Dataset records:
********
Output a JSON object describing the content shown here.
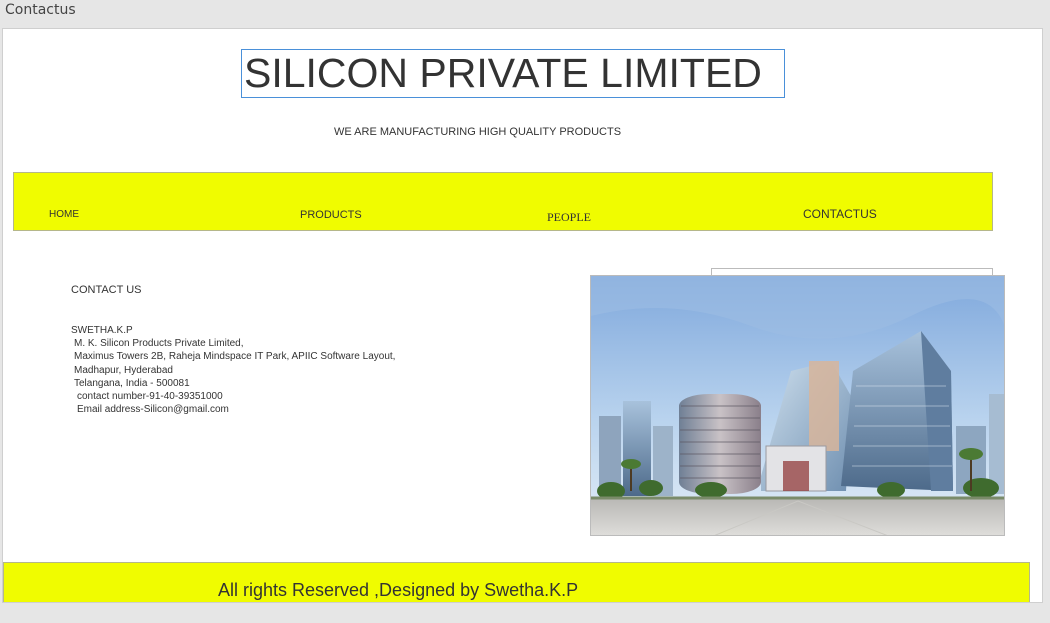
{
  "window": {
    "tab_title": "Contactus"
  },
  "header": {
    "title": "SILICON PRIVATE LIMITED",
    "tagline": "WE ARE MANUFACTURING HIGH QUALITY PRODUCTS"
  },
  "nav": {
    "items": [
      {
        "label": "HOME"
      },
      {
        "label": "PRODUCTS"
      },
      {
        "label": "PEOPLE"
      },
      {
        "label": "CONTACTUS"
      }
    ]
  },
  "contact": {
    "heading": "CONTACT US",
    "name": "SWETHA.K.P",
    "company": "M. K. Silicon Products Private Limited,",
    "address1": "Maximus Towers 2B, Raheja Mindspace IT Park, APIIC Software Layout,",
    "address2": "Madhapur, Hyderabad",
    "address3": "Telangana, India - 500081",
    "phone": "contact number-91-40-39351000",
    "email": "Email address-Silicon@gmail.com"
  },
  "footer": {
    "text": "All rights Reserved ,Designed by Swetha.K.P"
  },
  "colors": {
    "banner": "#f0fc00",
    "title_border": "#4a90d9",
    "text": "#333333"
  }
}
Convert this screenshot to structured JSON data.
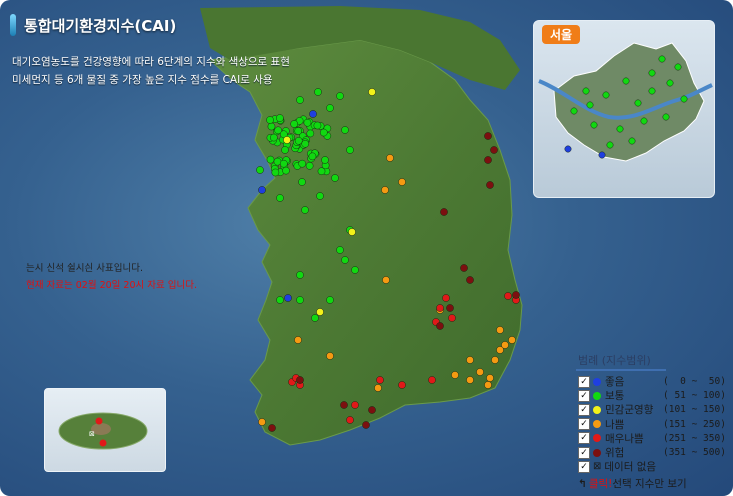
{
  "header": {
    "title": "통합대기환경지수(CAI)",
    "desc_line1": "대기오염농도를 건강영향에 따라 6단계의 지수와 색상으로 표현",
    "desc_line2": "미세먼지 등 6개 물질 중 가장 높은 지수 점수를 CAI로 사용"
  },
  "notes": {
    "partial": "는시 신석 쉴시싄 사표입니다.",
    "current": "현재 자료는 02월 20일 20시 자료 입니다."
  },
  "seoul_inset": {
    "label": "서울"
  },
  "legend": {
    "title": "범례 (지수범위)",
    "items": [
      {
        "name": "좋음",
        "range": "(  0 ~  50)",
        "color": "#1f3fe0"
      },
      {
        "name": "보통",
        "range": "( 51 ~ 100)",
        "color": "#11d811"
      },
      {
        "name": "민감군영향",
        "range": "(101 ~ 150)",
        "color": "#f2f21a"
      },
      {
        "name": "나쁨",
        "range": "(151 ~ 250)",
        "color": "#f59a12"
      },
      {
        "name": "매우나쁨",
        "range": "(251 ~ 350)",
        "color": "#e11919"
      },
      {
        "name": "위험",
        "range": "(351 ~ 500)",
        "color": "#7c1010"
      }
    ],
    "nodata": "데이터 없음",
    "click_word": "클릭!",
    "click_rest": " 선택 지수만 보기",
    "check_mark": "✓"
  },
  "colors": {
    "land": "#4f7d37",
    "land_dark": "#3a6228",
    "sea": "#2e5a8a",
    "note_current": "#e01010",
    "note_partial": "#222222"
  }
}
********
**What to produce:** Search the records for the word "label" and copy every line where it occurs.

**Result of the task:**
        "label": "HOME"
        "label": "PRODUCTS"
        "label": "PEOPLE"
        "label": "CONTACTUS"
    "label": "서울"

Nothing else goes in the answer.